Return every line of the records below verbatim, with no pictures in the copy.

>> Begin Dataset extract

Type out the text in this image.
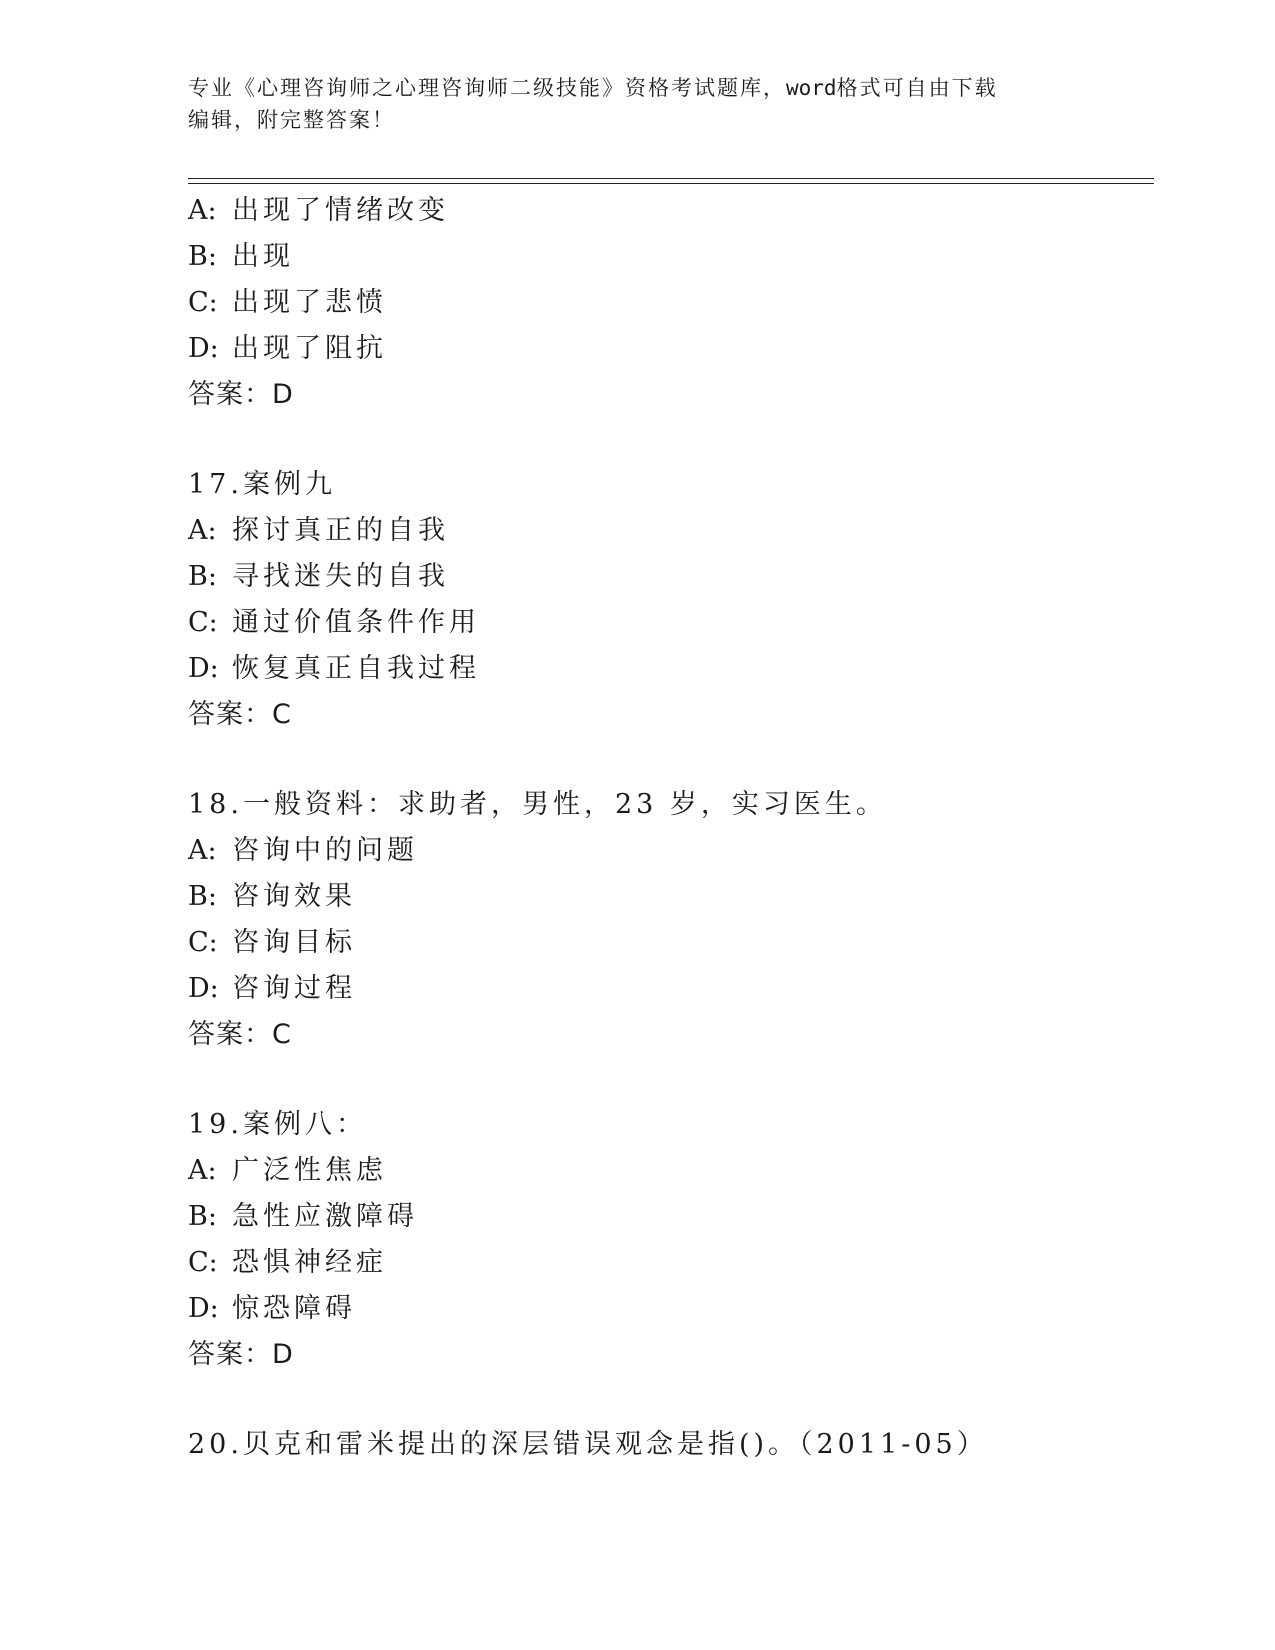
专业《心理咨询师之心理咨询师二级技能》资格考试题库，word格式可自由下载
编辑，附完整答案！
A: 出现了情绪改变
B: 出现
C: 出现了悲愤
D: 出现了阻抗
答案：D
17.案例九
A: 探讨真正的自我
B: 寻找迷失的自我
C: 通过价值条件作用
D: 恢复真正自我过程
答案：C
18.一般资料：求助者，男性，23 岁，实习医生。
A: 咨询中的问题
B: 咨询效果
C: 咨询目标
D: 咨询过程
答案：C
19.案例八：
A: 广泛性焦虑
B: 急性应激障碍
C: 恐惧神经症
D: 惊恐障碍
答案：D
20.贝克和雷米提出的深层错误观念是指()。（2011-05）
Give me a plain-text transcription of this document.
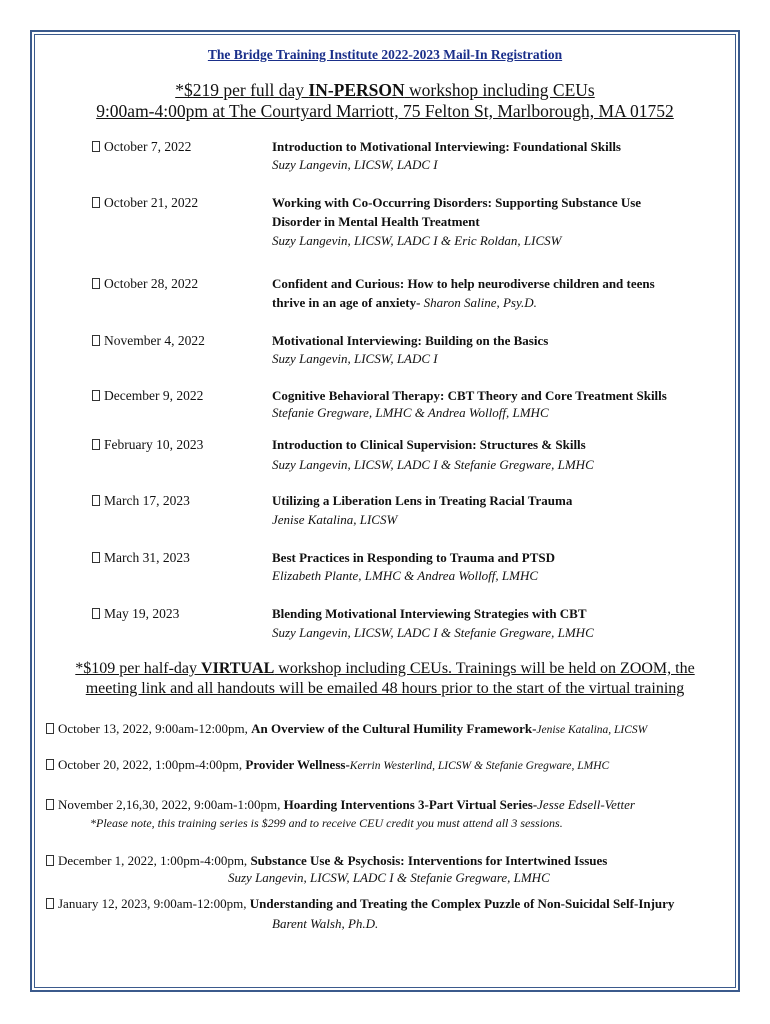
The Bridge Training Institute 2022-2023 Mail-In Registration
*$219 per full day IN-PERSON workshop including CEUs
9:00am-4:00pm at The Courtyard Marriott, 75 Felton St, Marlborough, MA 01752
October 7, 2022	Introduction to Motivational Interviewing: Foundational Skills
Suzy Langevin, LICSW, LADC I
October 21, 2022	Working with Co-Occurring Disorders: Supporting Substance Use
Disorder in Mental Health Treatment
Suzy Langevin, LICSW, LADC I & Eric Roldan, LICSW
October 28, 2022	Confident and Curious: How to help neurodiverse children and teens
thrive in an age of anxiety- Sharon Saline, Psy.D.
November 4, 2022	Motivational Interviewing: Building on the Basics
Suzy Langevin, LICSW, LADC I
December 9, 2022	Cognitive Behavioral Therapy: CBT Theory and Core Treatment Skills
Stefanie Gregware, LMHC & Andrea Wolloff, LMHC
February 10, 2023	Introduction to Clinical Supervision: Structures & Skills
Suzy Langevin, LICSW, LADC I & Stefanie Gregware, LMHC
March 17, 2023	Utilizing a Liberation Lens in Treating Racial Trauma
Jenise Katalina, LICSW
March 31, 2023	Best Practices in Responding to Trauma and PTSD
Elizabeth Plante, LMHC & Andrea Wolloff, LMHC
May 19, 2023	Blending Motivational Interviewing Strategies with CBT
Suzy Langevin, LICSW, LADC I & Stefanie Gregware, LMHC
*$109 per half-day VIRTUAL workshop including CEUs. Trainings will be held on ZOOM, the
meeting link and all handouts will be emailed 48 hours prior to the start of the virtual training
October 13, 2022, 9:00am-12:00pm, An Overview of the Cultural Humility Framework-Jenise Katalina, LICSW
October 20, 2022, 1:00pm-4:00pm, Provider Wellness-Kerrin Westerlind, LICSW & Stefanie Gregware, LMHC
November 2,16,30, 2022, 9:00am-1:00pm, Hoarding Interventions 3-Part Virtual Series-Jesse Edsell-Vetter
*Please note, this training series is $299 and to receive CEU credit you must attend all 3 sessions.
December 1, 2022, 1:00pm-4:00pm, Substance Use & Psychosis: Interventions for Intertwined Issues
Suzy Langevin, LICSW, LADC I & Stefanie Gregware, LMHC
January 12, 2023, 9:00am-12:00pm, Understanding and Treating the Complex Puzzle of Non-Suicidal Self-Injury
Barent Walsh, Ph.D.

>> End Dataset extract

### Exercise output
Type out the text in this image.
专业《心理咨询师之心理咨询师二级技能》资格考试题库，word格式可自由下载
编辑，附完整答案！
A: 出现了情绪改变
B: 出现
C: 出现了悲愤
D: 出现了阻抗
答案：D
17.案例九
A: 探讨真正的自我
B: 寻找迷失的自我
C: 通过价值条件作用
D: 恢复真正自我过程
答案：C
18.一般资料：求助者，男性，23 岁，实习医生。
A: 咨询中的问题
B: 咨询效果
C: 咨询目标
D: 咨询过程
答案：C
19.案例八：
A: 广泛性焦虑
B: 急性应激障碍
C: 恐惧神经症
D: 惊恐障碍
答案：D
20.贝克和雷米提出的深层错误观念是指()。（2011-05）
Give me a plain-text transcription of this document.
The Bridge Training Institute 2022-2023 Mail-In Registration
*$219 per full day IN-PERSON workshop including CEUs
9:00am-4:00pm at The Courtyard Marriott, 75 Felton St, Marlborough, MA 01752
October 7, 2022	Introduction to Motivational Interviewing: Foundational Skills
Suzy Langevin, LICSW, LADC I
October 21, 2022	Working with Co-Occurring Disorders: Supporting Substance Use
Disorder in Mental Health Treatment
Suzy Langevin, LICSW, LADC I & Eric Roldan, LICSW
October 28, 2022	Confident and Curious: How to help neurodiverse children and teens
thrive in an age of anxiety- Sharon Saline, Psy.D.
November 4, 2022	Motivational Interviewing: Building on the Basics
Suzy Langevin, LICSW, LADC I
December 9, 2022	Cognitive Behavioral Therapy: CBT Theory and Core Treatment Skills
Stefanie Gregware, LMHC & Andrea Wolloff, LMHC
February 10, 2023	Introduction to Clinical Supervision: Structures & Skills
Suzy Langevin, LICSW, LADC I & Stefanie Gregware, LMHC
March 17, 2023	Utilizing a Liberation Lens in Treating Racial Trauma
Jenise Katalina, LICSW
March 31, 2023	Best Practices in Responding to Trauma and PTSD
Elizabeth Plante, LMHC & Andrea Wolloff, LMHC
May 19, 2023	Blending Motivational Interviewing Strategies with CBT
Suzy Langevin, LICSW, LADC I & Stefanie Gregware, LMHC
*$109 per half-day VIRTUAL workshop including CEUs. Trainings will be held on ZOOM, the
meeting link and all handouts will be emailed 48 hours prior to the start of the virtual training
October 13, 2022, 9:00am-12:00pm, An Overview of the Cultural Humility Framework-Jenise Katalina, LICSW
October 20, 2022, 1:00pm-4:00pm, Provider Wellness-Kerrin Westerlind, LICSW & Stefanie Gregware, LMHC
November 2,16,30, 2022, 9:00am-1:00pm, Hoarding Interventions 3-Part Virtual Series-Jesse Edsell-Vetter
*Please note, this training series is $299 and to receive CEU credit you must attend all 3 sessions.
December 1, 2022, 1:00pm-4:00pm, Substance Use & Psychosis: Interventions for Intertwined Issues
Suzy Langevin, LICSW, LADC I & Stefanie Gregware, LMHC
January 12, 2023, 9:00am-12:00pm, Understanding and Treating the Complex Puzzle of Non-Suicidal Self-Injury
Barent Walsh, Ph.D.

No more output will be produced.